## Input data

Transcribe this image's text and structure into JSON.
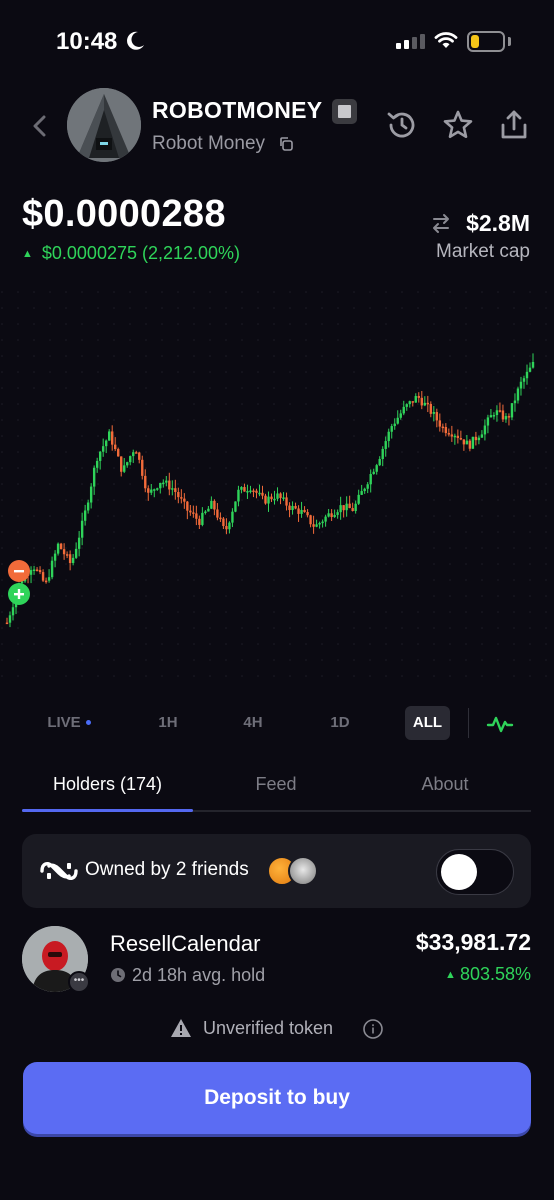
{
  "status_bar": {
    "time": "10:48",
    "moon_icon": "moon-icon",
    "battery_color": "#f5c518"
  },
  "header": {
    "token_name": "ROBOTMONEY",
    "token_subtitle": "Robot Money",
    "icons": [
      "back-chevron-icon",
      "history-icon",
      "star-icon",
      "share-icon",
      "copy-icon"
    ]
  },
  "price": {
    "current": "$0.0000288",
    "change": "$0.0000275 (2,212.00%)",
    "market_cap": "$2.8M",
    "market_cap_label": "Market cap",
    "up_color": "#2fd45a",
    "down_color": "#f26b3a"
  },
  "chart_data": {
    "type": "candlestick",
    "trend": [
      0.06,
      0.2,
      0.26,
      0.19,
      0.33,
      0.26,
      0.42,
      0.63,
      0.71,
      0.58,
      0.67,
      0.5,
      0.55,
      0.52,
      0.45,
      0.41,
      0.47,
      0.37,
      0.51,
      0.53,
      0.48,
      0.5,
      0.46,
      0.44,
      0.39,
      0.43,
      0.46,
      0.45,
      0.54,
      0.63,
      0.74,
      0.8,
      0.84,
      0.79,
      0.73,
      0.71,
      0.67,
      0.72,
      0.79,
      0.76,
      0.88,
      0.95
    ]
  },
  "timeframes": {
    "live": "LIVE",
    "h1": "1H",
    "h4": "4H",
    "d1": "1D",
    "all": "ALL",
    "selected": "ALL"
  },
  "tabs": [
    {
      "label": "Holders (174)",
      "active": true
    },
    {
      "label": "Feed",
      "active": false
    },
    {
      "label": "About",
      "active": false
    }
  ],
  "friends": {
    "text": "Owned by 2 friends",
    "toggle_on": false
  },
  "holder": {
    "name": "ResellCalendar",
    "hold": "2d 18h avg. hold",
    "value": "$33,981.72",
    "pct": "803.58%"
  },
  "notice": {
    "text": "Unverified token"
  },
  "cta": {
    "label": "Deposit to buy",
    "color": "#5b6cf3"
  }
}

## Task description
From the records given above, reproduce all text exactly and exclude each picture.

## Answer below
Transcribe this image's text and structure into JSON.
{
  "status_bar": {
    "time": "10:48",
    "moon_icon": "moon-icon",
    "battery_color": "#f5c518"
  },
  "header": {
    "token_name": "ROBOTMONEY",
    "token_subtitle": "Robot Money",
    "icons": [
      "back-chevron-icon",
      "history-icon",
      "star-icon",
      "share-icon",
      "copy-icon"
    ]
  },
  "price": {
    "current": "$0.0000288",
    "change": "$0.0000275 (2,212.00%)",
    "market_cap": "$2.8M",
    "market_cap_label": "Market cap",
    "up_color": "#2fd45a",
    "down_color": "#f26b3a"
  },
  "chart_data": {
    "type": "candlestick",
    "trend": [
      0.06,
      0.2,
      0.26,
      0.19,
      0.33,
      0.26,
      0.42,
      0.63,
      0.71,
      0.58,
      0.67,
      0.5,
      0.55,
      0.52,
      0.45,
      0.41,
      0.47,
      0.37,
      0.51,
      0.53,
      0.48,
      0.5,
      0.46,
      0.44,
      0.39,
      0.43,
      0.46,
      0.45,
      0.54,
      0.63,
      0.74,
      0.8,
      0.84,
      0.79,
      0.73,
      0.71,
      0.67,
      0.72,
      0.79,
      0.76,
      0.88,
      0.95
    ]
  },
  "timeframes": {
    "live": "LIVE",
    "h1": "1H",
    "h4": "4H",
    "d1": "1D",
    "all": "ALL",
    "selected": "ALL"
  },
  "tabs": [
    {
      "label": "Holders (174)",
      "active": true
    },
    {
      "label": "Feed",
      "active": false
    },
    {
      "label": "About",
      "active": false
    }
  ],
  "friends": {
    "text": "Owned by 2 friends",
    "toggle_on": false
  },
  "holder": {
    "name": "ResellCalendar",
    "hold": "2d 18h avg. hold",
    "value": "$33,981.72",
    "pct": "803.58%"
  },
  "notice": {
    "text": "Unverified token"
  },
  "cta": {
    "label": "Deposit to buy",
    "color": "#5b6cf3"
  }
}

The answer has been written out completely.